** THE TASK **
Please write out the material below exactly as given.

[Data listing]
+-------+
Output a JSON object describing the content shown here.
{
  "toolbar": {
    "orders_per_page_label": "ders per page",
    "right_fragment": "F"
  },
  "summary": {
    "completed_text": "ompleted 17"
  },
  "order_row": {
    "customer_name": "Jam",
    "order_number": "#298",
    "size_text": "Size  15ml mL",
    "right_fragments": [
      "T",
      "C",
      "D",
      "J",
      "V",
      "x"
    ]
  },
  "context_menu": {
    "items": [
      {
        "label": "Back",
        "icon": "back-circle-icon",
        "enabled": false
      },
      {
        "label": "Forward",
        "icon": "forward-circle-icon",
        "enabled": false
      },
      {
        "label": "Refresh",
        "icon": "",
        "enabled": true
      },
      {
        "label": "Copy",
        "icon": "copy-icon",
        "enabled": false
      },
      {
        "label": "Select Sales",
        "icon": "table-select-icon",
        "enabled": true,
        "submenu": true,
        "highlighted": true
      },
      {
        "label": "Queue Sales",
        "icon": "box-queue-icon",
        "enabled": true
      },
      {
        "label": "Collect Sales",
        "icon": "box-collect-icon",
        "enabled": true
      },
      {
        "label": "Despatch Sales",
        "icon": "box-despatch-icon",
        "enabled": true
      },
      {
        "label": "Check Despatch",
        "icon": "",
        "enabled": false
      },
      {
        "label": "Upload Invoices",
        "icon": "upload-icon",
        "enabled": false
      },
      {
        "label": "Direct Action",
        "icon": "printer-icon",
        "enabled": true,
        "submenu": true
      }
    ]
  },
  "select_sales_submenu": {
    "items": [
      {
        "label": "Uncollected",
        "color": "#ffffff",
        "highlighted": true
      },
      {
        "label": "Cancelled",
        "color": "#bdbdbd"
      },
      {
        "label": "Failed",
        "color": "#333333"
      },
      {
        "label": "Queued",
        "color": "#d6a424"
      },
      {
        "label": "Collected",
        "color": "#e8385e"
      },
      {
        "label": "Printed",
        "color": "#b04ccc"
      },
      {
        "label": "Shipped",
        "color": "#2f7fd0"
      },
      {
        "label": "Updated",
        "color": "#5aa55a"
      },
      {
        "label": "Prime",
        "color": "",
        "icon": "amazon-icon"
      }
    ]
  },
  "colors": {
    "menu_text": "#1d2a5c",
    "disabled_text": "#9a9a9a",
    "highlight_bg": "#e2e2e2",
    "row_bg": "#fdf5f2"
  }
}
+-------+
** ANSWER **
Output a JSON object describing the content shown here.
{
  "toolbar": {
    "orders_per_page_label": "ders per page",
    "right_fragment": "F"
  },
  "summary": {
    "completed_text": "ompleted 17"
  },
  "order_row": {
    "customer_name": "Jam",
    "order_number": "#298",
    "size_text": "Size  15ml mL",
    "right_fragments": [
      "T",
      "C",
      "D",
      "J",
      "V",
      "x"
    ]
  },
  "context_menu": {
    "items": [
      {
        "label": "Back",
        "icon": "back-circle-icon",
        "enabled": false
      },
      {
        "label": "Forward",
        "icon": "forward-circle-icon",
        "enabled": false
      },
      {
        "label": "Refresh",
        "icon": "",
        "enabled": true
      },
      {
        "label": "Copy",
        "icon": "copy-icon",
        "enabled": false
      },
      {
        "label": "Select Sales",
        "icon": "table-select-icon",
        "enabled": true,
        "submenu": true,
        "highlighted": true
      },
      {
        "label": "Queue Sales",
        "icon": "box-queue-icon",
        "enabled": true
      },
      {
        "label": "Collect Sales",
        "icon": "box-collect-icon",
        "enabled": true
      },
      {
        "label": "Despatch Sales",
        "icon": "box-despatch-icon",
        "enabled": true
      },
      {
        "label": "Check Despatch",
        "icon": "",
        "enabled": false
      },
      {
        "label": "Upload Invoices",
        "icon": "upload-icon",
        "enabled": false
      },
      {
        "label": "Direct Action",
        "icon": "printer-icon",
        "enabled": true,
        "submenu": true
      }
    ]
  },
  "select_sales_submenu": {
    "items": [
      {
        "label": "Uncollected",
        "color": "#ffffff",
        "highlighted": true
      },
      {
        "label": "Cancelled",
        "color": "#bdbdbd"
      },
      {
        "label": "Failed",
        "color": "#333333"
      },
      {
        "label": "Queued",
        "color": "#d6a424"
      },
      {
        "label": "Collected",
        "color": "#e8385e"
      },
      {
        "label": "Printed",
        "color": "#b04ccc"
      },
      {
        "label": "Shipped",
        "color": "#2f7fd0"
      },
      {
        "label": "Updated",
        "color": "#5aa55a"
      },
      {
        "label": "Prime",
        "color": "",
        "icon": "amazon-icon"
      }
    ]
  },
  "colors": {
    "menu_text": "#1d2a5c",
    "disabled_text": "#9a9a9a",
    "highlight_bg": "#e2e2e2",
    "row_bg": "#fdf5f2"
  }
}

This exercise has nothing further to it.